• EXCERPT TO READ
Some of them claim that they too were abused as children and this compelled them down the same path. But if so, then surely that would only increase the anguish they felt and the need to somehow expiate the sin. But they did it again and again and again.

Some, like the notorious Gerald Ridsdale, were so obsessed with seeking new victims that there was scarcely time for him to consider his actions; he had virtually no other life but that of the dedicated predator. But that leaves many hundreds who must have known that what they were doing was very wrong. They could see the way their victims were affected, how their behaviour deteriorated, their school grades collapsed, and self-harm became their way of dealing with the assault on their trust and their innocence.

We can only speculate, but there must surely have come a time when they realised that their lives were a sad façade, that perhaps the product they were selling was without substance, that they were engaged in a religious Ponzi scheme where all the benefit goes up the line to the men at the top. Their role was merely bringing in more consumers who supported the whole unhappy edifice.

Perhaps they signed up to do good, to make a contribution to the congregation and the Church. But once inside the system, did they see how cynically their superiors played the game? Did disillusionment set in and they gradually abandoned their idealism and “joined the club”, became part of what corrupt policemen call “the joke”?

[Stored entries]
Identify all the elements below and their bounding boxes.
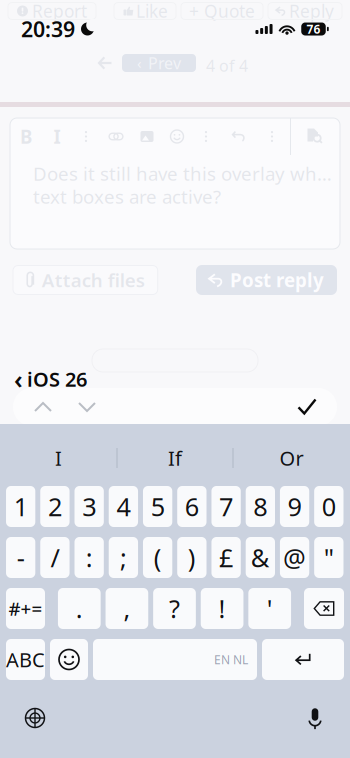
staticText: Report [32,0,87,22]
button[interactable]: ‹ [122,54,196,72]
button[interactable]: EN NL [93,639,257,680]
staticText: . [76,592,83,625]
button[interactable]: Done [285,389,329,425]
staticText: B [20,124,32,149]
button[interactable]: 1 [6,486,35,527]
staticText: I [55,445,62,471]
staticText: ? [169,592,180,625]
staticText: 9 [288,490,302,523]
button[interactable]: Back [98,56,112,70]
button[interactable]: I [0,440,116,476]
staticText: 4 [116,490,130,523]
button[interactable]: Dictate [295,698,335,738]
button[interactable]: £ [212,537,241,578]
staticText: 3 [82,490,96,523]
staticText: text boxes are active? [33,184,221,209]
button[interactable]: Insert image [132,118,162,154]
staticText: @ [283,541,306,574]
button[interactable]: - [6,537,35,578]
button[interactable]: . [58,588,101,629]
staticText: Does it still have this overlay when [33,161,333,186]
button[interactable] [304,588,344,629]
button[interactable]: I [42,118,72,154]
staticText: Or [280,445,304,471]
button[interactable]: Reply [268,2,342,20]
staticText: EN NL [214,652,248,667]
button[interactable]: " [314,537,344,578]
staticText: #+= [8,596,42,621]
staticText: iOS 26 [27,366,87,392]
staticText: " [324,541,334,574]
staticText: 20:39 [21,15,75,43]
button[interactable]: Change keyboard [15,698,55,738]
button[interactable]: / [40,537,70,578]
button[interactable]: @ [280,537,309,578]
staticText: Prev [148,52,181,74]
staticText: & [251,541,270,574]
button[interactable]: 0 [314,486,344,527]
staticText: 5 [151,490,165,523]
button[interactable]: : [74,537,104,578]
staticText: 0 [322,490,336,523]
button[interactable]: 4 [109,486,138,527]
staticText: 7 [219,490,233,523]
button[interactable]: B [10,118,42,154]
staticText: ABC [6,646,45,673]
staticText: + Quote [189,0,255,22]
button[interactable]: 5 [143,486,172,527]
button[interactable]: Attach files [13,266,158,294]
staticText: 6 [185,490,199,523]
button[interactable]: ! [201,588,244,629]
button[interactable]: ; [109,537,138,578]
button[interactable]: ) [177,537,206,578]
button[interactable]: Preview [291,118,340,155]
staticText: ' [267,592,273,625]
button[interactable]: ( [143,537,172,578]
staticText: ( [154,541,162,574]
button[interactable]: Next field [65,389,109,425]
button[interactable]: 8 [246,486,275,527]
staticText: ; [120,541,127,574]
button[interactable]: 9 [280,486,309,527]
button[interactable]: Report [8,2,96,20]
button[interactable]: , [106,588,148,629]
staticText: If [168,445,182,471]
button[interactable]: ' [248,588,291,629]
button[interactable]: Insert emoji [162,118,192,154]
staticText: Reply [289,0,334,22]
staticText: 8 [253,490,267,523]
staticText: ‹ [14,362,23,396]
button[interactable]: Post reply [196,265,337,295]
button[interactable]: Undo [220,118,258,154]
button[interactable]: + Quote [181,2,263,20]
staticText: , [123,592,130,625]
staticText: : [86,541,93,574]
button[interactable]: ABC [6,639,45,680]
button[interactable]: Previous field [21,389,65,425]
button[interactable]: Like [114,2,176,20]
staticText: 4 of 4 [206,55,248,76]
button[interactable]: & [246,537,275,578]
button[interactable]: ‹ [14,369,87,389]
staticText: 76 [306,21,320,37]
button[interactable]: ? [153,588,196,629]
button[interactable]: #+= [6,588,45,629]
staticText: 2 [48,490,62,523]
button[interactable]: 6 [177,486,206,527]
button[interactable]: If [118,440,232,476]
button[interactable]: Or [234,440,350,476]
staticText: ‹ [137,53,142,73]
button[interactable] [50,639,88,680]
staticText: £ [219,541,233,574]
staticText: / [50,541,59,574]
button[interactable]: 3 [74,486,104,527]
button[interactable]: 7 [212,486,241,527]
staticText: 1 [14,490,28,523]
button[interactable] [262,639,344,680]
staticText: I [54,124,60,149]
button[interactable]: Insert link [100,118,132,154]
button[interactable]: 2 [40,486,70,527]
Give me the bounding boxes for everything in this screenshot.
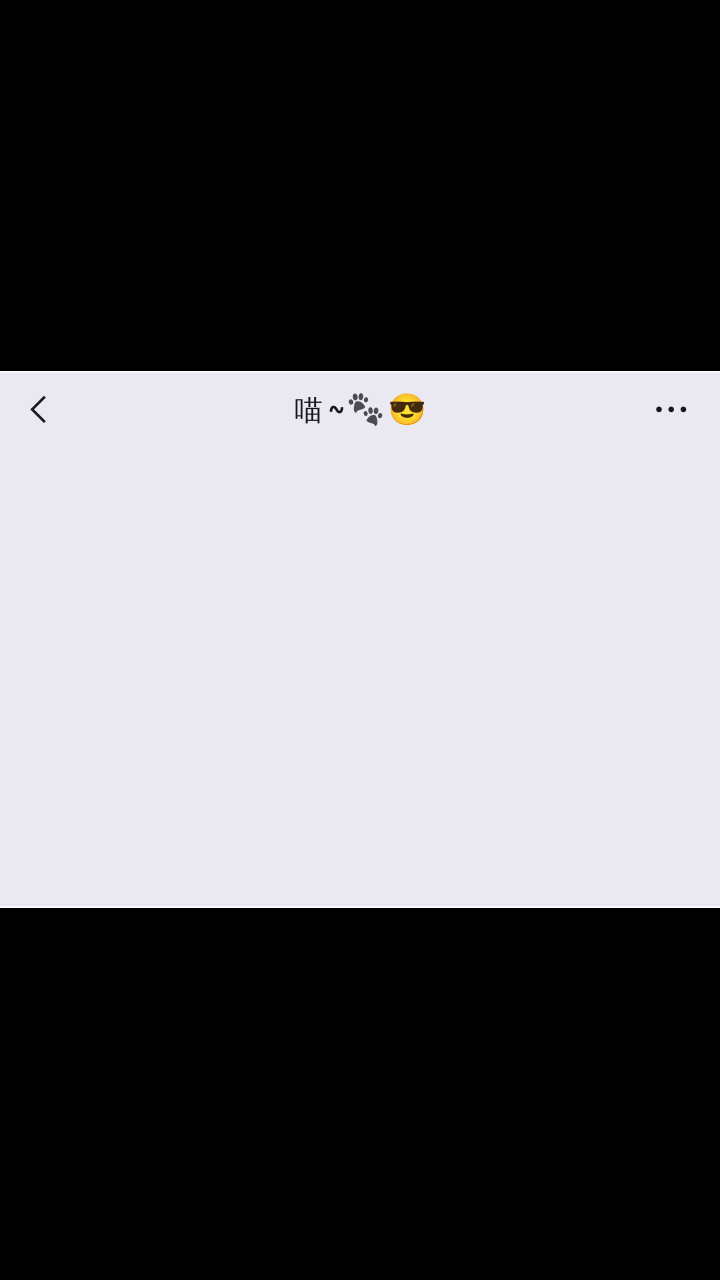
staticText: 😎 xyxy=(388,392,426,427)
staticText: 喵 xyxy=(294,394,322,428)
button[interactable]: Back xyxy=(12,382,66,436)
button[interactable]: More xyxy=(644,382,698,436)
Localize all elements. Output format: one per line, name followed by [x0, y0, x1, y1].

• THE TASK
For each statement below, say yes or no to whether it agrees with the passage on abusers in the Church, and quote the words from the passage that decide it.
(a) Gerald Ridsdale had a full life apart from seeking victims.
(b) The school grades of victims collapsed.
(c) The passage likens the system to a religious Ponzi scheme whose benefit flows to the men at the top.

• SOLUTION FOR THIS TASK
(a) No: "he had virtually no other life but that of the dedicated predator"
(b) Yes: "their school grades collapsed"
(c) Yes: "they were engaged in a religious Ponzi scheme where all the benefit goes up the line to the men at the top"